**Goal:** Give back the full listing verbatim, apart from its images.

▼▼▼

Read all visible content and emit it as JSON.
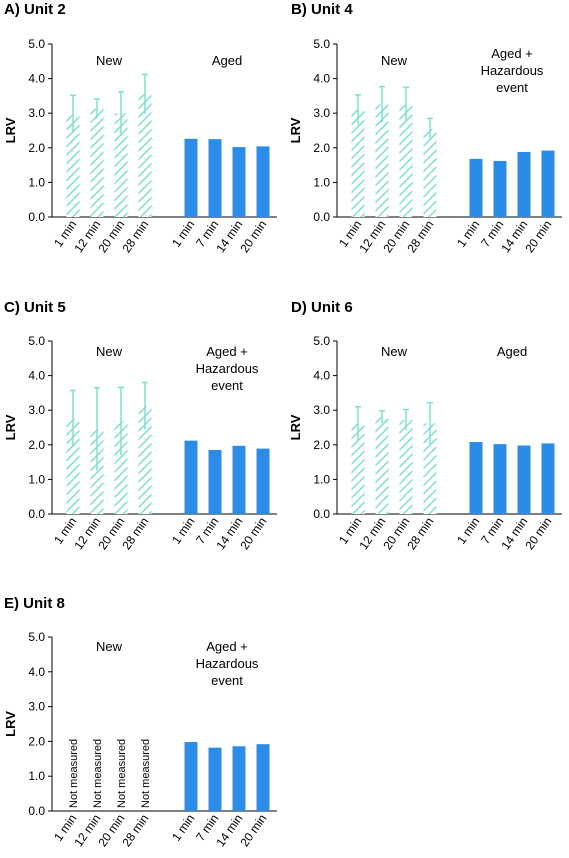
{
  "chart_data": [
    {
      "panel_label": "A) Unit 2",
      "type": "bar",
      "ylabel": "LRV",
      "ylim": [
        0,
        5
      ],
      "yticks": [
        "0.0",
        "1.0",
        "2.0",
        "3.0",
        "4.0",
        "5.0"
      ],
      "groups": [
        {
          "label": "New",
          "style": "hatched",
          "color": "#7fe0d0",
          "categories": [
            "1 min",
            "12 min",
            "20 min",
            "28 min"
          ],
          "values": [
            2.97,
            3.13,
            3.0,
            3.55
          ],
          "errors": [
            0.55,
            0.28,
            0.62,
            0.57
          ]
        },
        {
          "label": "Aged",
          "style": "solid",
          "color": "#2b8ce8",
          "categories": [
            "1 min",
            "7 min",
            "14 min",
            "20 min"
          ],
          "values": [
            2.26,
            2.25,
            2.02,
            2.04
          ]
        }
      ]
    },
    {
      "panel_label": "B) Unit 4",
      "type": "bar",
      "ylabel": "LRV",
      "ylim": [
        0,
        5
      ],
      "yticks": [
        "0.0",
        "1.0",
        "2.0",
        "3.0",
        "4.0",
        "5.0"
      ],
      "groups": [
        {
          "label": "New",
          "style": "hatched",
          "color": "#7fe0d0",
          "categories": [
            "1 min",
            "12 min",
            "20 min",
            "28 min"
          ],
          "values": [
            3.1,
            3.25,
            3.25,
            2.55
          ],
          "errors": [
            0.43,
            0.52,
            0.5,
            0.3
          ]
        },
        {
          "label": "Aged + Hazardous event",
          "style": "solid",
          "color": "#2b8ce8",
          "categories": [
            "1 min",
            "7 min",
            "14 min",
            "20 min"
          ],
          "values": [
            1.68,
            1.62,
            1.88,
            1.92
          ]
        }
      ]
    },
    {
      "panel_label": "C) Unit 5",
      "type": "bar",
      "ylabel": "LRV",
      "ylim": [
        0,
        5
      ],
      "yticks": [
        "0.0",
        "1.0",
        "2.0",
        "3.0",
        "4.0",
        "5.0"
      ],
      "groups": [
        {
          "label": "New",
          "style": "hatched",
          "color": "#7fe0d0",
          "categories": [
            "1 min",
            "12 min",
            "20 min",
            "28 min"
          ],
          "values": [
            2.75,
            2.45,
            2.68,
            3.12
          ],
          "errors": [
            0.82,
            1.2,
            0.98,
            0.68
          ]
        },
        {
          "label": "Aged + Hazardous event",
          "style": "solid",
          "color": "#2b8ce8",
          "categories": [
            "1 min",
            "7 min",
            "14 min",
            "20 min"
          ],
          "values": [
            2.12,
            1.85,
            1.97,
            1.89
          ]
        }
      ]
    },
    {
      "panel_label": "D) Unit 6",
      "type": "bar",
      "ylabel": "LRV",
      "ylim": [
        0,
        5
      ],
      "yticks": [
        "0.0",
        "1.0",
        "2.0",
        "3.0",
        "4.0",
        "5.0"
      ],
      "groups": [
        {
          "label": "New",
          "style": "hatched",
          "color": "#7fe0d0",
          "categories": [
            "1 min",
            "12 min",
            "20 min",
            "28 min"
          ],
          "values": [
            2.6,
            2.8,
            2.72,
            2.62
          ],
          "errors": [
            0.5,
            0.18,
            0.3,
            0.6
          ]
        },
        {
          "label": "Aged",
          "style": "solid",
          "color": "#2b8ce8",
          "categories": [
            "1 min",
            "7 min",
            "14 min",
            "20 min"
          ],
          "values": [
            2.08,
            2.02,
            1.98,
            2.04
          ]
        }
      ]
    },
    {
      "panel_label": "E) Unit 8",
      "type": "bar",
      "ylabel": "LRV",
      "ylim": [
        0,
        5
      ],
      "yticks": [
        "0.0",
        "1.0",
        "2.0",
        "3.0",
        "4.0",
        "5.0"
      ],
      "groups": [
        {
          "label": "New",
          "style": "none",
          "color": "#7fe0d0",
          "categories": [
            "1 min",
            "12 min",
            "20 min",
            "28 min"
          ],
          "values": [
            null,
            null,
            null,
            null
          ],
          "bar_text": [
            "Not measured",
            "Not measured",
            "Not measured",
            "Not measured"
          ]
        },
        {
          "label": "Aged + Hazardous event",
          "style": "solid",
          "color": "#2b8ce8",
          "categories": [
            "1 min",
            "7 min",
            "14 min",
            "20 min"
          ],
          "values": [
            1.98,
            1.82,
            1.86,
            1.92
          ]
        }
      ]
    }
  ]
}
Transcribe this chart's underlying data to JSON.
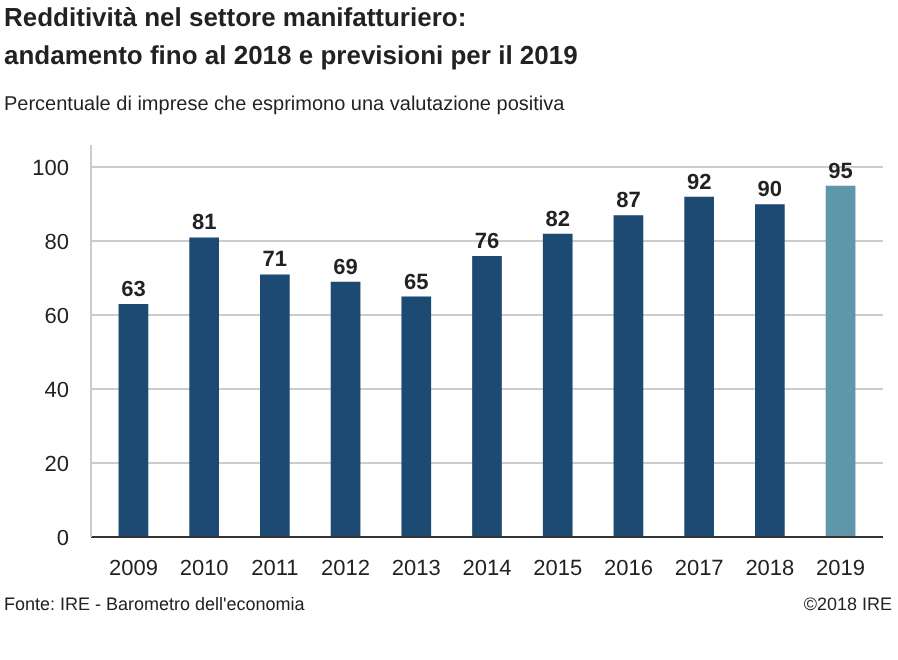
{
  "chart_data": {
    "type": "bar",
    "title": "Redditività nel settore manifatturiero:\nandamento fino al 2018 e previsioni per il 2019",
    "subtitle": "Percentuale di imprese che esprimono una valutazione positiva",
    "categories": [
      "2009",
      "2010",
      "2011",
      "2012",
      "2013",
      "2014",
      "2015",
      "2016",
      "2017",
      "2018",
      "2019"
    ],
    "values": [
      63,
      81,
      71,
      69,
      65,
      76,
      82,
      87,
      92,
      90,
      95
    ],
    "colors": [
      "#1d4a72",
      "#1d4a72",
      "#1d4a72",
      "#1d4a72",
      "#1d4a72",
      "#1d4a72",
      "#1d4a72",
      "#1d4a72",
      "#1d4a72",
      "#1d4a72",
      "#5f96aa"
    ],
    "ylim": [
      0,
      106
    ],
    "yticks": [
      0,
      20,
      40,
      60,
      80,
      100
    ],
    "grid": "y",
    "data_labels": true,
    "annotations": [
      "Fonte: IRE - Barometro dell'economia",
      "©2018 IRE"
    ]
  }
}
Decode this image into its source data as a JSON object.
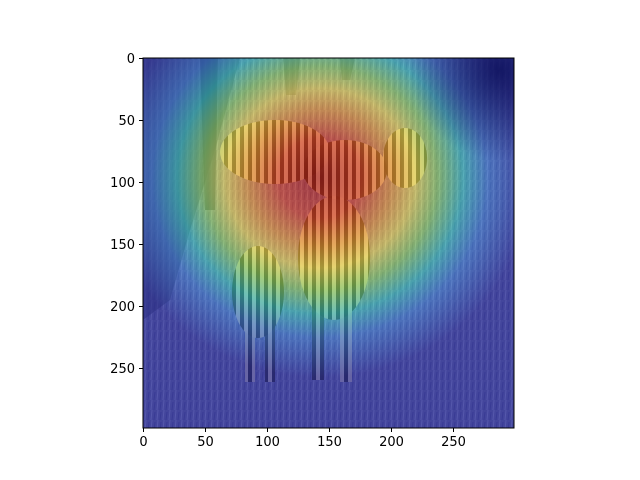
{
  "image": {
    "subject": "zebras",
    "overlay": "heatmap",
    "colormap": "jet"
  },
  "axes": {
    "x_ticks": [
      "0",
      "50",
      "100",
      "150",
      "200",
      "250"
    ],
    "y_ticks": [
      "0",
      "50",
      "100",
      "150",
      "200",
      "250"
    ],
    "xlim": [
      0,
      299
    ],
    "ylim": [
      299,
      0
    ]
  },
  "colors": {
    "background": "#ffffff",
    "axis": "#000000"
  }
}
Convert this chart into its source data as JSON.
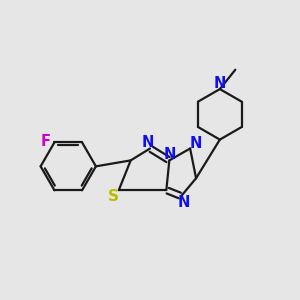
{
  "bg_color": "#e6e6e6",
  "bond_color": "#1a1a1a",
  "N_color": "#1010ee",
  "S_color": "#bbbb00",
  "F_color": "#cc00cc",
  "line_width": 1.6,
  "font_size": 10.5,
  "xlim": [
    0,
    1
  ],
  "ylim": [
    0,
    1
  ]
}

▲▲▲

**Task output:**
Read all visible content and emit it as JSON.
{
  "chart_data": [
    {
      "panel_label": "A) Unit 2",
      "type": "bar",
      "ylabel": "LRV",
      "ylim": [
        0,
        5
      ],
      "yticks": [
        "0.0",
        "1.0",
        "2.0",
        "3.0",
        "4.0",
        "5.0"
      ],
      "groups": [
        {
          "label": "New",
          "style": "hatched",
          "color": "#7fe0d0",
          "categories": [
            "1 min",
            "12 min",
            "20 min",
            "28 min"
          ],
          "values": [
            2.97,
            3.13,
            3.0,
            3.55
          ],
          "errors": [
            0.55,
            0.28,
            0.62,
            0.57
          ]
        },
        {
          "label": "Aged",
          "style": "solid",
          "color": "#2b8ce8",
          "categories": [
            "1 min",
            "7 min",
            "14 min",
            "20 min"
          ],
          "values": [
            2.26,
            2.25,
            2.02,
            2.04
          ]
        }
      ]
    },
    {
      "panel_label": "B) Unit 4",
      "type": "bar",
      "ylabel": "LRV",
      "ylim": [
        0,
        5
      ],
      "yticks": [
        "0.0",
        "1.0",
        "2.0",
        "3.0",
        "4.0",
        "5.0"
      ],
      "groups": [
        {
          "label": "New",
          "style": "hatched",
          "color": "#7fe0d0",
          "categories": [
            "1 min",
            "12 min",
            "20 min",
            "28 min"
          ],
          "values": [
            3.1,
            3.25,
            3.25,
            2.55
          ],
          "errors": [
            0.43,
            0.52,
            0.5,
            0.3
          ]
        },
        {
          "label": "Aged + Hazardous event",
          "style": "solid",
          "color": "#2b8ce8",
          "categories": [
            "1 min",
            "7 min",
            "14 min",
            "20 min"
          ],
          "values": [
            1.68,
            1.62,
            1.88,
            1.92
          ]
        }
      ]
    },
    {
      "panel_label": "C) Unit 5",
      "type": "bar",
      "ylabel": "LRV",
      "ylim": [
        0,
        5
      ],
      "yticks": [
        "0.0",
        "1.0",
        "2.0",
        "3.0",
        "4.0",
        "5.0"
      ],
      "groups": [
        {
          "label": "New",
          "style": "hatched",
          "color": "#7fe0d0",
          "categories": [
            "1 min",
            "12 min",
            "20 min",
            "28 min"
          ],
          "values": [
            2.75,
            2.45,
            2.68,
            3.12
          ],
          "errors": [
            0.82,
            1.2,
            0.98,
            0.68
          ]
        },
        {
          "label": "Aged + Hazardous event",
          "style": "solid",
          "color": "#2b8ce8",
          "categories": [
            "1 min",
            "7 min",
            "14 min",
            "20 min"
          ],
          "values": [
            2.12,
            1.85,
            1.97,
            1.89
          ]
        }
      ]
    },
    {
      "panel_label": "D) Unit 6",
      "type": "bar",
      "ylabel": "LRV",
      "ylim": [
        0,
        5
      ],
      "yticks": [
        "0.0",
        "1.0",
        "2.0",
        "3.0",
        "4.0",
        "5.0"
      ],
      "groups": [
        {
          "label": "New",
          "style": "hatched",
          "color": "#7fe0d0",
          "categories": [
            "1 min",
            "12 min",
            "20 min",
            "28 min"
          ],
          "values": [
            2.6,
            2.8,
            2.72,
            2.62
          ],
          "errors": [
            0.5,
            0.18,
            0.3,
            0.6
          ]
        },
        {
          "label": "Aged",
          "style": "solid",
          "color": "#2b8ce8",
          "categories": [
            "1 min",
            "7 min",
            "14 min",
            "20 min"
          ],
          "values": [
            2.08,
            2.02,
            1.98,
            2.04
          ]
        }
      ]
    },
    {
      "panel_label": "E) Unit 8",
      "type": "bar",
      "ylabel": "LRV",
      "ylim": [
        0,
        5
      ],
      "yticks": [
        "0.0",
        "1.0",
        "2.0",
        "3.0",
        "4.0",
        "5.0"
      ],
      "groups": [
        {
          "label": "New",
          "style": "none",
          "color": "#7fe0d0",
          "categories": [
            "1 min",
            "12 min",
            "20 min",
            "28 min"
          ],
          "values": [
            null,
            null,
            null,
            null
          ],
          "bar_text": [
            "Not measured",
            "Not measured",
            "Not measured",
            "Not measured"
          ]
        },
        {
          "label": "Aged + Hazardous event",
          "style": "solid",
          "color": "#2b8ce8",
          "categories": [
            "1 min",
            "7 min",
            "14 min",
            "20 min"
          ],
          "values": [
            1.98,
            1.82,
            1.86,
            1.92
          ]
        }
      ]
    }
  ]
}
Transcribe this chart's underlying data to JSON.
{
  "chart_data": {
    "type": "bar",
    "title": "Redditività nel settore manifatturiero:\nandamento fino al 2018 e previsioni per il 2019",
    "subtitle": "Percentuale di imprese che esprimono una valutazione positiva",
    "categories": [
      "2009",
      "2010",
      "2011",
      "2012",
      "2013",
      "2014",
      "2015",
      "2016",
      "2017",
      "2018",
      "2019"
    ],
    "values": [
      63,
      81,
      71,
      69,
      65,
      76,
      82,
      87,
      92,
      90,
      95
    ],
    "colors": [
      "#1d4a72",
      "#1d4a72",
      "#1d4a72",
      "#1d4a72",
      "#1d4a72",
      "#1d4a72",
      "#1d4a72",
      "#1d4a72",
      "#1d4a72",
      "#1d4a72",
      "#5f96aa"
    ],
    "ylim": [
      0,
      106
    ],
    "yticks": [
      0,
      20,
      40,
      60,
      80,
      100
    ],
    "grid": "y",
    "data_labels": true,
    "annotations": [
      "Fonte: IRE - Barometro dell'economia",
      "©2018 IRE"
    ]
  }
}
Decode this image into its source data as a JSON object.
{
  "image": {
    "subject": "zebras",
    "overlay": "heatmap",
    "colormap": "jet"
  },
  "axes": {
    "x_ticks": [
      "0",
      "50",
      "100",
      "150",
      "200",
      "250"
    ],
    "y_ticks": [
      "0",
      "50",
      "100",
      "150",
      "200",
      "250"
    ],
    "xlim": [
      0,
      299
    ],
    "ylim": [
      299,
      0
    ]
  },
  "colors": {
    "background": "#ffffff",
    "axis": "#000000"
  }
}
Convert this chart into its source data as JSON.
{
  "bg_color": "#e6e6e6",
  "bond_color": "#1a1a1a",
  "N_color": "#1010ee",
  "S_color": "#bbbb00",
  "F_color": "#cc00cc",
  "line_width": 1.6,
  "font_size": 10.5,
  "xlim": [
    0,
    1
  ],
  "ylim": [
    0,
    1
  ]
}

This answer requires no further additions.